DIRECTIONS — Track down every line below that holds "title" and copy it.

SUPPLIED DATA —

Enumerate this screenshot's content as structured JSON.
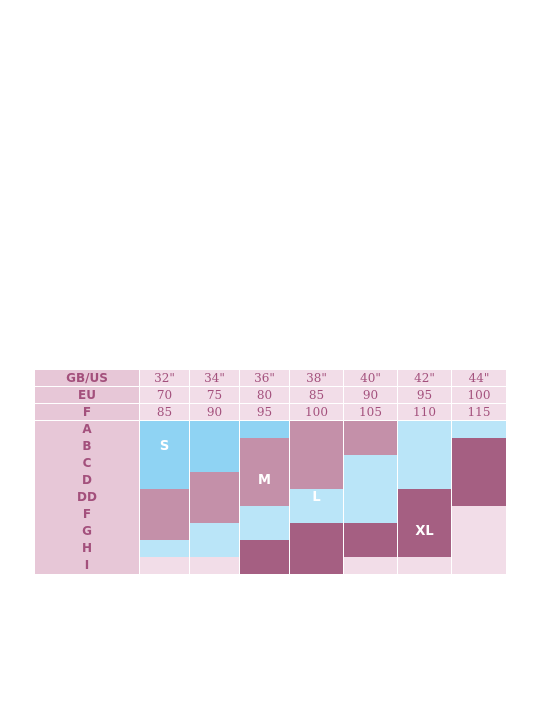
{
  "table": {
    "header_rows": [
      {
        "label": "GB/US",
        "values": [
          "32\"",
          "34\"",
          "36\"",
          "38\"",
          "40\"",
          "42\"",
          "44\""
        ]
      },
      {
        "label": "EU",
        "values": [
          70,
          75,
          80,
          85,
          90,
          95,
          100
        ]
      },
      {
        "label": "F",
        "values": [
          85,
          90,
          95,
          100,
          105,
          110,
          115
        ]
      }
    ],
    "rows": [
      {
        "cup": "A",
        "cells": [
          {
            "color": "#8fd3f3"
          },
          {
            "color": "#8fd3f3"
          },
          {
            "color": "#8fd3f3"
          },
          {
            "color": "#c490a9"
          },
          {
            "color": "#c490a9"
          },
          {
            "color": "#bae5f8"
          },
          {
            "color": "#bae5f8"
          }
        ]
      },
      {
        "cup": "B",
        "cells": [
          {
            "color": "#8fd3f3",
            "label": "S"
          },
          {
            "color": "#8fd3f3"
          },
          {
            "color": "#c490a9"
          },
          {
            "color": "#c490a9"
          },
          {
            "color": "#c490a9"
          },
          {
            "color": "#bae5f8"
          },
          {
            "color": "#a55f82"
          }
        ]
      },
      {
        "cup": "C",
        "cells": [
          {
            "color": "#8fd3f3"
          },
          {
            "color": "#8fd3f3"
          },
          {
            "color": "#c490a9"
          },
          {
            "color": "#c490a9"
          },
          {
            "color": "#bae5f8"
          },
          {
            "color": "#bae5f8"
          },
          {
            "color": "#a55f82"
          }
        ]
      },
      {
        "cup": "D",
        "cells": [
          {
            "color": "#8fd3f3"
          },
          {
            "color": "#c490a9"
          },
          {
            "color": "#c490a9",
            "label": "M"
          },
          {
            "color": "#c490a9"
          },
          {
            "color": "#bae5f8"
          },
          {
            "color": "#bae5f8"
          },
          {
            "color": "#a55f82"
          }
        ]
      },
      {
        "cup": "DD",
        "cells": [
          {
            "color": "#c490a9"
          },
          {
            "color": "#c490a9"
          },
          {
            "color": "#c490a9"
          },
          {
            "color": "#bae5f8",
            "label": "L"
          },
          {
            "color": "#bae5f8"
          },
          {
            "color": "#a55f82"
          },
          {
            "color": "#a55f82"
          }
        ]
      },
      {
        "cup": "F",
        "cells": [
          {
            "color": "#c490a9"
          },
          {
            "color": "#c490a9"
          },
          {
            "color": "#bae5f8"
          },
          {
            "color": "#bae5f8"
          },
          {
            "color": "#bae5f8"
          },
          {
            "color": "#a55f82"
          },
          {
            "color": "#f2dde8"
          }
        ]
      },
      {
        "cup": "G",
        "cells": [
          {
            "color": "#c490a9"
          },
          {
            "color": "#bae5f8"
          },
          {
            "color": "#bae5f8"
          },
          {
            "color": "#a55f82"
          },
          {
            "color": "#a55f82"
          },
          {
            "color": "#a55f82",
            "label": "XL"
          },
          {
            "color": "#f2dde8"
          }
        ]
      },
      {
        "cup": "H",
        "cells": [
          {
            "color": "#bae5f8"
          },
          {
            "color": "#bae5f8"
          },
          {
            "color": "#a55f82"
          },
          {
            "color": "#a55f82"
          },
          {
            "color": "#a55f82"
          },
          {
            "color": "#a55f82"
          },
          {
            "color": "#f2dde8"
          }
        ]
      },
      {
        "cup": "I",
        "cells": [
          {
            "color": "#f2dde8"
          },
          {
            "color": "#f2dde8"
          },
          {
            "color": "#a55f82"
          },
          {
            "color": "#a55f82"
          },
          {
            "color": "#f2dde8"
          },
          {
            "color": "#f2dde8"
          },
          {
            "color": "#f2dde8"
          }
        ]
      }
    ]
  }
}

* * *

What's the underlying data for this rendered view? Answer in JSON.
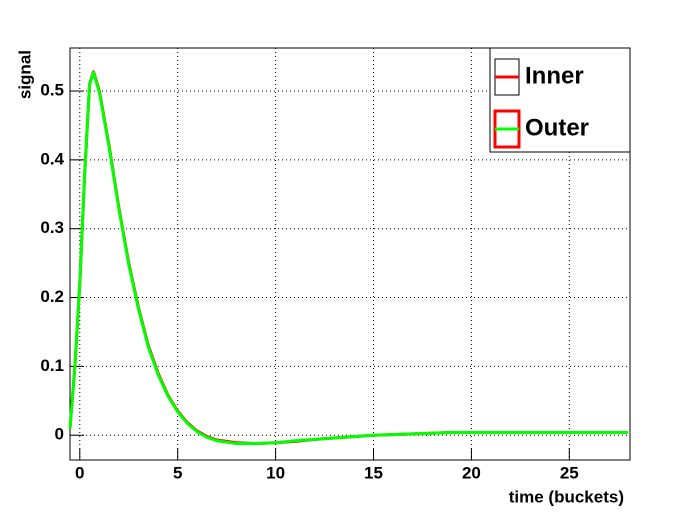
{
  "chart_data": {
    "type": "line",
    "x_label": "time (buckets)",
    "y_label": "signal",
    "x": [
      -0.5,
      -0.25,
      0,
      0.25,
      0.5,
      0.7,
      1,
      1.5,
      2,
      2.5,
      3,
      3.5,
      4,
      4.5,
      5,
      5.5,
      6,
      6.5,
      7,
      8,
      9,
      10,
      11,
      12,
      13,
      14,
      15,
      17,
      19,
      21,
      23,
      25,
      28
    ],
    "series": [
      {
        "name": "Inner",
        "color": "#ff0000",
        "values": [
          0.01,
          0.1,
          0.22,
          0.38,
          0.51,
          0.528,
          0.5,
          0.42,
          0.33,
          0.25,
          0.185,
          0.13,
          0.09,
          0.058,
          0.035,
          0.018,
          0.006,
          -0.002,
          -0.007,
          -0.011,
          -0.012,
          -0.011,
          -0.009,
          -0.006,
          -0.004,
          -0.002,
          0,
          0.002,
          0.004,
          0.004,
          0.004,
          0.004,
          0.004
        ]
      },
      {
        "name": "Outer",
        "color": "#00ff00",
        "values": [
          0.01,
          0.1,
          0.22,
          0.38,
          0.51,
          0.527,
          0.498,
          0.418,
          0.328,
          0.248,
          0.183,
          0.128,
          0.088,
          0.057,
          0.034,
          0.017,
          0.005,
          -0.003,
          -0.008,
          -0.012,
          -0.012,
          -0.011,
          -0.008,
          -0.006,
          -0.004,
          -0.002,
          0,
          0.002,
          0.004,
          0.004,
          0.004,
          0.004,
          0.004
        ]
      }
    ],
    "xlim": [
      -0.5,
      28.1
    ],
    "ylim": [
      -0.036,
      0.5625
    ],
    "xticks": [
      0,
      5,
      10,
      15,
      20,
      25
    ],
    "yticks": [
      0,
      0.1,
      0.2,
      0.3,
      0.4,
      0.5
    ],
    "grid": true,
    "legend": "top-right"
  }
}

...

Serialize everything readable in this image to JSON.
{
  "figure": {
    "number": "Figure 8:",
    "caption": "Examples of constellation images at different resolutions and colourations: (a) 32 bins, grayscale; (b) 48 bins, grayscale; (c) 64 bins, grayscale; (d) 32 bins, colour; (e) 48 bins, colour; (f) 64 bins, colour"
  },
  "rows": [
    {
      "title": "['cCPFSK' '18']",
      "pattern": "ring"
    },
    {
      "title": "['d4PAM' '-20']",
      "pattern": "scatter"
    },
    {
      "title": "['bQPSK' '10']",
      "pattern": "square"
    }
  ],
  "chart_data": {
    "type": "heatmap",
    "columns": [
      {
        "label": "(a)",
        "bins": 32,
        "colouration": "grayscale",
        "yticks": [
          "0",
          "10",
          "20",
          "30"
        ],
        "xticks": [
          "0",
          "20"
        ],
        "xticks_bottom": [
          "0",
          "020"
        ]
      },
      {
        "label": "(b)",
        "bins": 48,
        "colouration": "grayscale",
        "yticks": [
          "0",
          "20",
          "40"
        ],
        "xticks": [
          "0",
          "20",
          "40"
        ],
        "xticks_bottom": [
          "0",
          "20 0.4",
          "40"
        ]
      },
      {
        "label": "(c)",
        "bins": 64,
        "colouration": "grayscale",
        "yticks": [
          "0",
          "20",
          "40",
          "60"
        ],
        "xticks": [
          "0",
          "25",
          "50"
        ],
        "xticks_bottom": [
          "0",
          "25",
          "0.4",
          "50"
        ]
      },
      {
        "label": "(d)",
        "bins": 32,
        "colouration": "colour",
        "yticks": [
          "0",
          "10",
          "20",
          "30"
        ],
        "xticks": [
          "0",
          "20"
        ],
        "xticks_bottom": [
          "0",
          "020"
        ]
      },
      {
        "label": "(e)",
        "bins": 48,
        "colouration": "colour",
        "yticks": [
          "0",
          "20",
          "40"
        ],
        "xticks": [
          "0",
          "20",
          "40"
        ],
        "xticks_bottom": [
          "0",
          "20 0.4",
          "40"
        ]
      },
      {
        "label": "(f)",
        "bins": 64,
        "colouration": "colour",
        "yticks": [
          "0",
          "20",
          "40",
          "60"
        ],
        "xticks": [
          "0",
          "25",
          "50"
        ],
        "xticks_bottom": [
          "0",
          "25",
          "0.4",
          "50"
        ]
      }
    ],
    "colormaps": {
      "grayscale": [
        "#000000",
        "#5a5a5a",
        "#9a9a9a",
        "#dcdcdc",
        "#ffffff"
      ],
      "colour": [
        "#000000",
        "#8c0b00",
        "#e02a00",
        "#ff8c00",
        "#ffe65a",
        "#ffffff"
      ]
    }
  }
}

TASK SOLUTION —
      "title": "['cCPFSK' '18']",
      "title": "['d4PAM' '-20']",
      "title": "['bQPSK' '10']",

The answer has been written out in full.